GIVEN REQUEST. Copy out exactly the lines running from the one with "Give me a plain-text" through the final line, both ends included, and nothing else. Pictures stay out of the copy.

##### RECORDS PROVIDED #####

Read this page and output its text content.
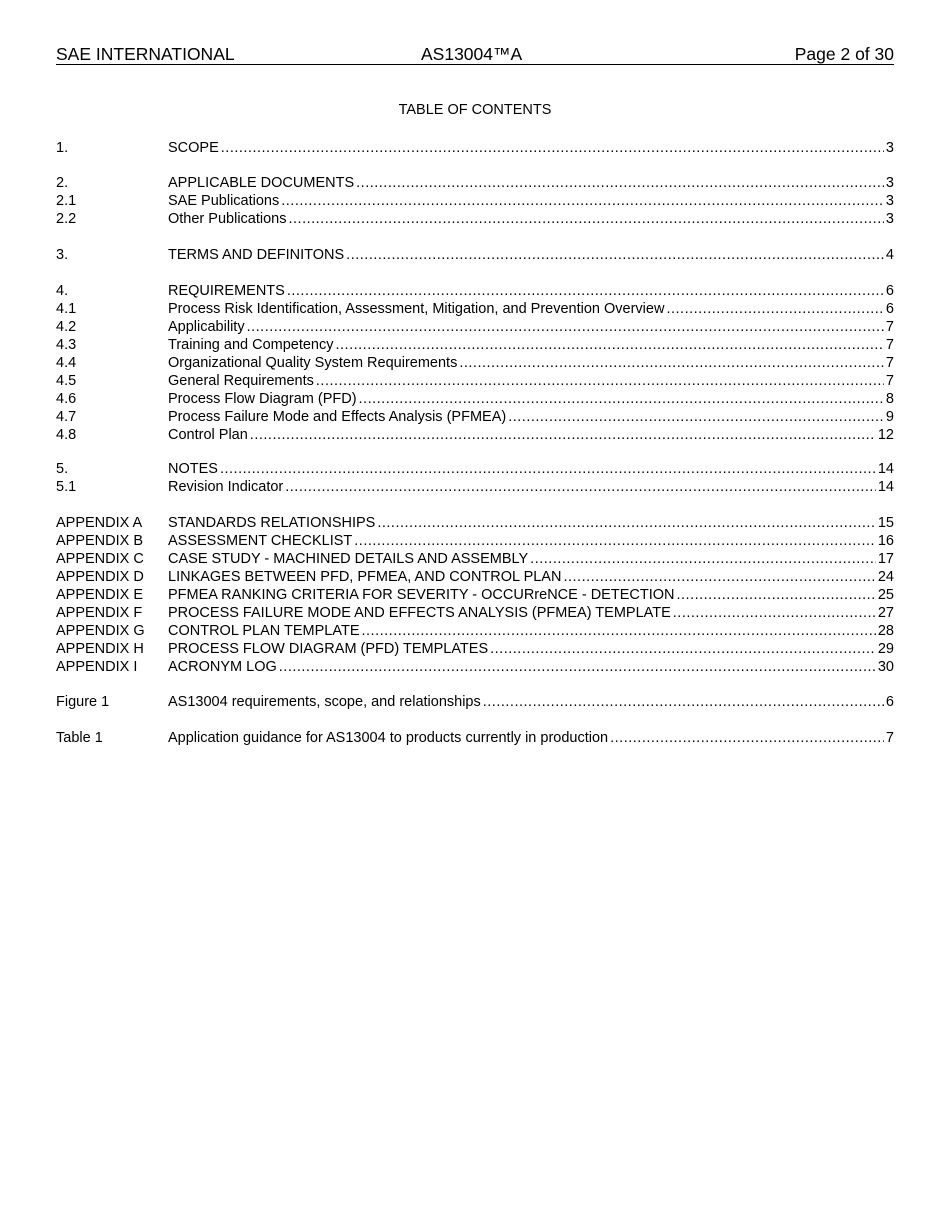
SAE INTERNATIONAL	AS13004™A	Page 2 of 30
TABLE OF CONTENTS
1.	SCOPE .....	3
2.	APPLICABLE DOCUMENTS .....	3
2.1	SAE Publications .....	3
2.2	Other Publications .....	3
3.	TERMS AND DEFINITONS .....	4
4.	REQUIREMENTS .....	6
4.1	Process Risk Identification, Assessment, Mitigation, and Prevention Overview .....	6
4.2	Applicability .....	7
4.3	Training and Competency .....	7
4.4	Organizational Quality System Requirements .....	7
4.5	General Requirements .....	7
4.6	Process Flow Diagram (PFD) .....	8
4.7	Process Failure Mode and Effects Analysis (PFMEA) .....	9
4.8	Control Plan .....	12
5.	NOTES .....	14
5.1	Revision Indicator .....	14
APPENDIX A STANDARDS RELATIONSHIPS .....	15
APPENDIX B ASSESSMENT CHECKLIST .....	16
APPENDIX C CASE STUDY - MACHINED DETAILS AND ASSEMBLY .....	17
APPENDIX D LINKAGES BETWEEN PFD, PFMEA, AND CONTROL PLAN .....	24
APPENDIX E PFMEA RANKING CRITERIA FOR SEVERITY - OCCURreNCE - DETECTION .....	25
APPENDIX F PROCESS FAILURE MODE AND EFFECTS ANALYSIS (PFMEA) TEMPLATE .....	27
APPENDIX G CONTROL PLAN TEMPLATE .....	28
APPENDIX H PROCESS FLOW DIAGRAM (PFD) TEMPLATES .....	29
APPENDIX I ACRONYM LOG .....	30
Figure 1	AS13004 requirements, scope, and relationships .....	6
Table 1	Application guidance for AS13004 to products currently in production .....	7
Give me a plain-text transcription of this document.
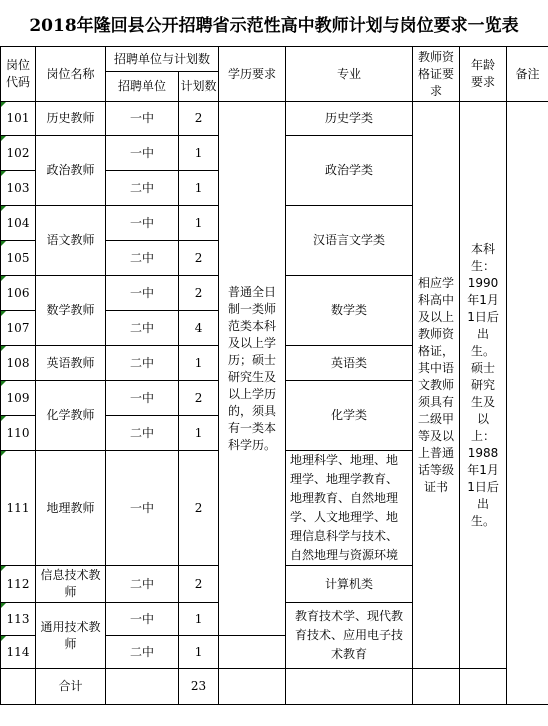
2018年隆回县公开招聘省示范性高中教师计划与岗位要求一览表
岗位代码	岗位名称	招聘单位与计划数		学历要求	专业	教师资格证要求	年龄要求	备注
		招聘单位	计划数					
101	历史教师	一中	2	普通全日制一类师范类本科及以上学历；硕士研究生及以上学历的，须具有一类本科学历。	历史学类	相应学科高中及以上教师资格证，其中语文教师须具有二级甲等及以上普通话等级证书	本科生：1990年1月1日后出生。硕士研究生及以上：1988年1月1日后出生。	
102	政治教师	一中	1		政治学类			
103		二中	1					
104	语文教师	一中	1		汉语言文学类			
105		二中	2					
106	数学教师	一中	2		数学类			
107		二中	4					
108	英语教师	二中	1		英语类			
109	化学教师	一中	2		化学类			
110		二中	1					
111	地理教师	一中	2		地理科学、地理、地理学、地理学教育、地理教育、自然地理学、人文地理学、地理信息科学与技术、自然地理与资源环境			
112	信息技术教师	二中	2		计算机类			
113	通用技术教师	一中	1		教育技术学、现代教育技术、应用电子技术教育			
114		二中	1					
	合计		23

#####

SOLUTION TO THIS PROBLEM.
Give me a plain-text transcription of this document.
2018年隆回县公开招聘省示范性高中教师计划与岗位要求一览表
岗位代码	岗位名称	招聘单位与计划数		学历要求	专业	教师资格证要求	年龄要求	备注
		招聘单位	计划数					
101	历史教师	一中	2	普通全日制一类师范类本科及以上学历；硕士研究生及以上学历的，须具有一类本科学历。	历史学类	相应学科高中及以上教师资格证，其中语文教师须具有二级甲等及以上普通话等级证书	本科生：1990年1月1日后出生。硕士研究生及以上：1988年1月1日后出生。	
102	政治教师	一中	1		政治学类			
103		二中	1					
104	语文教师	一中	1		汉语言文学类			
105		二中	2					
106	数学教师	一中	2		数学类			
107		二中	4					
108	英语教师	二中	1		英语类			
109	化学教师	一中	2		化学类			
110		二中	1					
111	地理教师	一中	2		地理科学、地理、地理学、地理学教育、地理教育、自然地理学、人文地理学、地理信息科学与技术、自然地理与资源环境			
112	信息技术教师	二中	2		计算机类			
113	通用技术教师	一中	1		教育技术学、现代教育技术、应用电子技术教育			
114		二中	1					
	合计		23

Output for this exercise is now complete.